SOURCE DOCUMENT:
..............................
[sc34wg3] Editorial structure of N0396

Martin Bryan sc34wg3@isotopicmaps.org
Tue, 22 Apr 2003 14:41:37 +0100


Patrick wrote

> On a more technical issue, you might want to note that definition of
> String in the SAM:
>
> > String
> >
> >     Strings are sequences of abstract Unicode characters conforming to
> >     Unicode Normalization Form C [unicode]
> >     <http://www.isotopicmaps.org/sam/sam-model/#unicode>
> >
>
> While following the W3C for XML 1.1 (see details at:
> http://www.w3.org/TR/charmod/) does exclude (unless this is one of those
> optional things) other normalization forms that may be required in
> non-Web based topic map contexts. This may be of particular significance
> for systems using Chinese/Japanese texts in non-web based topic maps.

Coming from someone who I seem to remember criticised me for suggesting that
something other than the concrete abstract syntax should be applicable in
SGML I find this somewhat rich ;-)

W3C have, after much arguing and many years of wrangling, finally got around
to agreeing a single prefered normalization form for Unicode within XML
documents and Patrick wants us to allow topic map users to be able to adopt
an alternative normalization scheme!!! This is supposed to make integration
of topic maps easier in some way. Two topic maps, using different encodings,
both in XTM cannot be merged safely if they adopt different normalization
methods.

Having said that, I do believe that this statement should not be part of the
SAM model, but should be part of the XTM serialization of the model. As HyTM
is based on SGML rather than XML we can expect user-defined character sets
to be defined as part of HyTM. We can, of course, agree to differ as to
whether or not topic maps based on different character sets need to be
normalized to conform to Form C before being interchanged/merged. This
subject should be added to one of the discussion lists for London, but I'd
hate to suggest which one.

Martin Bryan
..............................
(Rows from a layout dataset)
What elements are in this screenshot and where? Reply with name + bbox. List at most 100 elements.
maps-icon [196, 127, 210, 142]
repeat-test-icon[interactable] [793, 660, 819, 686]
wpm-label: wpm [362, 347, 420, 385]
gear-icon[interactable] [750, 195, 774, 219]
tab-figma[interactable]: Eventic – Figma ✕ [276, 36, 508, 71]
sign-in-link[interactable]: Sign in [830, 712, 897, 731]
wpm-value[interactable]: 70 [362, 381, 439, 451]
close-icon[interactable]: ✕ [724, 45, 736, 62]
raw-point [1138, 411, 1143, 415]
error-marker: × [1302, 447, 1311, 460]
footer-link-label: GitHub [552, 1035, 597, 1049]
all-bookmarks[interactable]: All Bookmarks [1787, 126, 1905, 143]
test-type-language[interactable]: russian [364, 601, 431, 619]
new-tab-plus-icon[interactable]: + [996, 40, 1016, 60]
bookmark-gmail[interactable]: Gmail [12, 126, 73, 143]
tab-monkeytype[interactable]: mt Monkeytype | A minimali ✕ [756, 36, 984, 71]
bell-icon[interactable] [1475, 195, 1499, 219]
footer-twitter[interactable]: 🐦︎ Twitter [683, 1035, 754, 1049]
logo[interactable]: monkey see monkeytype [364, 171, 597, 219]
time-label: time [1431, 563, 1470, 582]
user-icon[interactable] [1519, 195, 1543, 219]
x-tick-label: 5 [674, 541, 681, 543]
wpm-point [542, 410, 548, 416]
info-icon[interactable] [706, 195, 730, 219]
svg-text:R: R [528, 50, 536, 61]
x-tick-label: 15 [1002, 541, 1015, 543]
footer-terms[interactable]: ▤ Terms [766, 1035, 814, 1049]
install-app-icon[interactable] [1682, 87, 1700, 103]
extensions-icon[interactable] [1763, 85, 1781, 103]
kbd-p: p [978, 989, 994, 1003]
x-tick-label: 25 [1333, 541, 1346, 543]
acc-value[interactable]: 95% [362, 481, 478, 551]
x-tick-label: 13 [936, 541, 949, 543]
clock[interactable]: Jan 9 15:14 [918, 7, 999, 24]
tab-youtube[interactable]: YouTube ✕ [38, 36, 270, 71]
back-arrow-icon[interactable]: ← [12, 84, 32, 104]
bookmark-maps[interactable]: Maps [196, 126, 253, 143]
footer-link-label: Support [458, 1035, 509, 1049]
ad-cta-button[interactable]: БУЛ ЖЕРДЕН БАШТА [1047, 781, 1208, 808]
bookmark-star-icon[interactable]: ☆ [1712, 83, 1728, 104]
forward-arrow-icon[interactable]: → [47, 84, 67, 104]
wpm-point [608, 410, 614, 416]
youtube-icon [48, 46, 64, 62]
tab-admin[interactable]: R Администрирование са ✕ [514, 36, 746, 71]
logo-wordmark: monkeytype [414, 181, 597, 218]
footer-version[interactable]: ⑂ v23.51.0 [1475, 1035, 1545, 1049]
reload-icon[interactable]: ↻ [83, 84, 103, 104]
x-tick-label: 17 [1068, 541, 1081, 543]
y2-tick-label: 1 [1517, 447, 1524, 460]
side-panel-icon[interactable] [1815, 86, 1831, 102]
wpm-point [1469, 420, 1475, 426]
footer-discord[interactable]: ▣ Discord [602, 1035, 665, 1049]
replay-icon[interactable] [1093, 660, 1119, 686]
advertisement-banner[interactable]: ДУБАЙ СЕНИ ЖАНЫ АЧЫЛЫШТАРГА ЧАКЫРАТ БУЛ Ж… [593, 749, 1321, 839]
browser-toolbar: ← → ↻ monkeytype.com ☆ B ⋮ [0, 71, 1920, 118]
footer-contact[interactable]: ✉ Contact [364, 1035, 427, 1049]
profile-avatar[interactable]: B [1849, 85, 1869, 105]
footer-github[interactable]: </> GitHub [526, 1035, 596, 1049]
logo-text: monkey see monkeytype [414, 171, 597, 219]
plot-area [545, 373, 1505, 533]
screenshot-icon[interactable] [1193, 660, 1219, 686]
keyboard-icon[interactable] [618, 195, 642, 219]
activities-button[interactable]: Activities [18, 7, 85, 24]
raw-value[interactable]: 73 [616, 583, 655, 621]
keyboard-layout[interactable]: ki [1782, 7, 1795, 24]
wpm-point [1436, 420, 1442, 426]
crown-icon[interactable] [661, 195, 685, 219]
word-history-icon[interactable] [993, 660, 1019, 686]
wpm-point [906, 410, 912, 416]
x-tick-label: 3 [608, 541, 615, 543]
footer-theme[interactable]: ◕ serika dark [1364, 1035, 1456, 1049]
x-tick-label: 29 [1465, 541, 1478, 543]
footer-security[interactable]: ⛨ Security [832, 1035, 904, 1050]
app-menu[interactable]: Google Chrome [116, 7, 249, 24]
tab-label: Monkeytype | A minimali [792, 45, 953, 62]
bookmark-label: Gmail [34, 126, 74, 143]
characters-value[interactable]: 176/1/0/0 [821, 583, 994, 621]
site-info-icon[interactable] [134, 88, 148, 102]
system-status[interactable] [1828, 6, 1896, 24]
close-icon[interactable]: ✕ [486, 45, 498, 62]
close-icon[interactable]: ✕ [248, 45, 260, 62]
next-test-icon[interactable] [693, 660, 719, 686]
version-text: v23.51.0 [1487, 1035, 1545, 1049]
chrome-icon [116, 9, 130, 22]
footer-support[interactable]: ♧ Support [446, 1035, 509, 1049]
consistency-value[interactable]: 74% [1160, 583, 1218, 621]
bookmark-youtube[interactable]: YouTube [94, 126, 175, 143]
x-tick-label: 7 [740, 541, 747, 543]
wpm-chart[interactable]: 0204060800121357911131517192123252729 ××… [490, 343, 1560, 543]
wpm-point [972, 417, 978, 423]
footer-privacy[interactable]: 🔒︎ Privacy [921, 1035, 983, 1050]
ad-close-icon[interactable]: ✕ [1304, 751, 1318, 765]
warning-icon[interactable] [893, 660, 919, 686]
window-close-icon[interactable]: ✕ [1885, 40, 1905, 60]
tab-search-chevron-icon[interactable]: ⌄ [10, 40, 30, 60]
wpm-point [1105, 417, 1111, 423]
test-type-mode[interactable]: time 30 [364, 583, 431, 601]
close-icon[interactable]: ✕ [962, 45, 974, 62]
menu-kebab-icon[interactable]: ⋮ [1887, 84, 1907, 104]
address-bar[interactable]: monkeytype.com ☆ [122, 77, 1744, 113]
..............................
SET TASK A:
According to the message about Unicode normalization in topic maps, why can user-defined character sets be expected as part of HyTM? Answer in one to three sentences.
SET TASK B:
Copy the stretch of the records from their start through the line containing "wpm-value[interactable]: 70 [362, 381, 439, 451]", both ends included, with nothing else.

COMPLETE RESPONSE A:
HyTM is based on SGML rather than XML, so user-defined character sets can be expected to be defined as part of it.

COMPLETE RESPONSE B:
What elements are in this screenshot and where? Reply with name + bbox. List at most 100 elements.
maps-icon [196, 127, 210, 142]
repeat-test-icon[interactable] [793, 660, 819, 686]
wpm-label: wpm [362, 347, 420, 385]
gear-icon[interactable] [750, 195, 774, 219]
tab-figma[interactable]: Eventic – Figma ✕ [276, 36, 508, 71]
sign-in-link[interactable]: Sign in [830, 712, 897, 731]
wpm-value[interactable]: 70 [362, 381, 439, 451]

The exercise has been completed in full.